# PASSAGE TO READ:
"""
Brave New Word is Born in Bankstown

The Brave New Word poets, with feature poet Rudy Francisco (far right). Image: Bankstown Poetry Slam (@bankstownpoetryslam)

The Brave New Word poets, with feature poet Rudy Francisco (far right). Image: Bankstown Poetry Slam (@bankstownpoetryslam)

It took me a long time to discover that slam poetry is a thing in Western Sydney. I’m ashamed to admit it, mainly because one of Australia’s largest monthly poetry slam is right in our backyard. The Bankstown Arts Centre is where founders Sara Mansour and Ahmad Al Rady, as Western Sydney University students in 2013, founded Bankstown Poetry Slam (@bankstownpoetryslam) with their small team of volunteers. It’s where both seasoned and novice poets share the stage to serve bars and spit fire in an art form that lives somewhere between rap and poetry.
"""
# GIVEN INFORMATION:
"""
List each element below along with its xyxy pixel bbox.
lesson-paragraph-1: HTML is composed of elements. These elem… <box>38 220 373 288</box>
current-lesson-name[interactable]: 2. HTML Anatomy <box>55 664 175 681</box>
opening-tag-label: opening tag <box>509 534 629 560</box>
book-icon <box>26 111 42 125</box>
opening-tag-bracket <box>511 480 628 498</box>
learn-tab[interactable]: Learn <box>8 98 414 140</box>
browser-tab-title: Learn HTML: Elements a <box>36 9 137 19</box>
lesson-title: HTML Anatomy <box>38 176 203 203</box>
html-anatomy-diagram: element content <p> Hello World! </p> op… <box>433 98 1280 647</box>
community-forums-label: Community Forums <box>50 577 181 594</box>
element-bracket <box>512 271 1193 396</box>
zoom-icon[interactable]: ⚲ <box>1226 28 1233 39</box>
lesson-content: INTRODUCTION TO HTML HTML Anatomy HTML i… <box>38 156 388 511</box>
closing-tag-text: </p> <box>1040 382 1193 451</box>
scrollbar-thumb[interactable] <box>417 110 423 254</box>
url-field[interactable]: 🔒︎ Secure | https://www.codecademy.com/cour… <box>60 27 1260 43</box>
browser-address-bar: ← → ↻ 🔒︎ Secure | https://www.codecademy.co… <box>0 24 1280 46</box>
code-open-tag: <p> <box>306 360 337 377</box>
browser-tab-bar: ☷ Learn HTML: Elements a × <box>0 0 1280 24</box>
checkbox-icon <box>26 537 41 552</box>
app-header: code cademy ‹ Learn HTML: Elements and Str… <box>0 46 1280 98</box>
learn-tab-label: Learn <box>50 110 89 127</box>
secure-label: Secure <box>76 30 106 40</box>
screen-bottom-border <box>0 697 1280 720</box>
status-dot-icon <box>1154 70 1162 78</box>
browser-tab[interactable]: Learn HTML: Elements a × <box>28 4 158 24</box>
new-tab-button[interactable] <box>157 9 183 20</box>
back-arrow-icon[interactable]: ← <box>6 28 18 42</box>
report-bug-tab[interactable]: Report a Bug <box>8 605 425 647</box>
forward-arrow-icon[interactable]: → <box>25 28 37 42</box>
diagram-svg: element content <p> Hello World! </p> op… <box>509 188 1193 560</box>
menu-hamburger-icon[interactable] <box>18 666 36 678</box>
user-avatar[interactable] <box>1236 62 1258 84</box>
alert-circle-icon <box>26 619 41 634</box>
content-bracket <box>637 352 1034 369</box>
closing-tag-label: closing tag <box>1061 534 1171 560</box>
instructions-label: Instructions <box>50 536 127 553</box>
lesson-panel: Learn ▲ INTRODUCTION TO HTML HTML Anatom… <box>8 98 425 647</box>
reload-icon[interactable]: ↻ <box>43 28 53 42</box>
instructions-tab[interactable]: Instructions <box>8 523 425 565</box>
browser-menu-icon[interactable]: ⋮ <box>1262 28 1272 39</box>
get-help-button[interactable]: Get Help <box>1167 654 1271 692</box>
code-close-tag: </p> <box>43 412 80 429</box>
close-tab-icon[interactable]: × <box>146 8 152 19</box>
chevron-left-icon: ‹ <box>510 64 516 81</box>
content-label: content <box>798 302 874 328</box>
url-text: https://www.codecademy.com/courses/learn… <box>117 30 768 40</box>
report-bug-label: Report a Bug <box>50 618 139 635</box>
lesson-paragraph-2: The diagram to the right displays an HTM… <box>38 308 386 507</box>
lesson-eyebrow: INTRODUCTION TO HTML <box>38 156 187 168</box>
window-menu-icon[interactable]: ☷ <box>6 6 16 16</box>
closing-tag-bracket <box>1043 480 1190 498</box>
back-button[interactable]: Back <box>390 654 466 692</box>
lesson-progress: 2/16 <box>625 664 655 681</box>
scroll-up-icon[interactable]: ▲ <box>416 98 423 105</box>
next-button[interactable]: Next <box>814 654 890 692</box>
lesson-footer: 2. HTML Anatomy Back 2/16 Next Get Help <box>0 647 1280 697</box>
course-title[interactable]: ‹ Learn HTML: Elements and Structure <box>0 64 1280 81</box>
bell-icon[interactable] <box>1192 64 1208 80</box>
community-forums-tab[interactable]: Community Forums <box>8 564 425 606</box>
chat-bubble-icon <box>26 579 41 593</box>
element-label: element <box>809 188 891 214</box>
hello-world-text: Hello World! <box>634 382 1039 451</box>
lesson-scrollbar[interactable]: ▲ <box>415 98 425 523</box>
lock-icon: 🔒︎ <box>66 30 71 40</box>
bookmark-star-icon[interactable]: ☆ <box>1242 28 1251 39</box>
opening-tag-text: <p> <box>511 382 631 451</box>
"""
# QUESTIONS:
A. Repeat the portion of the Brave New Word article starting with "It took me a" and going on through "rap and poetry.".
B. According to the Brave New Word article, in what year did Sara Mansour and Ahmad Al Rady found Bankstown Poetry Slam?
The listing above comes from a separate source and is unrelated to the Brave New Word article.

# COMPLETED EXERCISE:
A.
It took me a long time to discover that slam poetry is a thing in Western Sydney. I’m ashamed to admit it, mainly because one of Australia’s largest monthly poetry slam is right in our backyard. The Bankstown Arts Centre is where founders Sara Mansour and Ahmad Al Rady, as Western Sydney University students in 2013, founded Bankstown Poetry Slam (@bankstownpoetryslam) with their small team of volunteers. It’s where both seasoned and novice poets share the stage to serve bars and spit fire in an art form that lives somewhere between rap and poetry.

B. 2013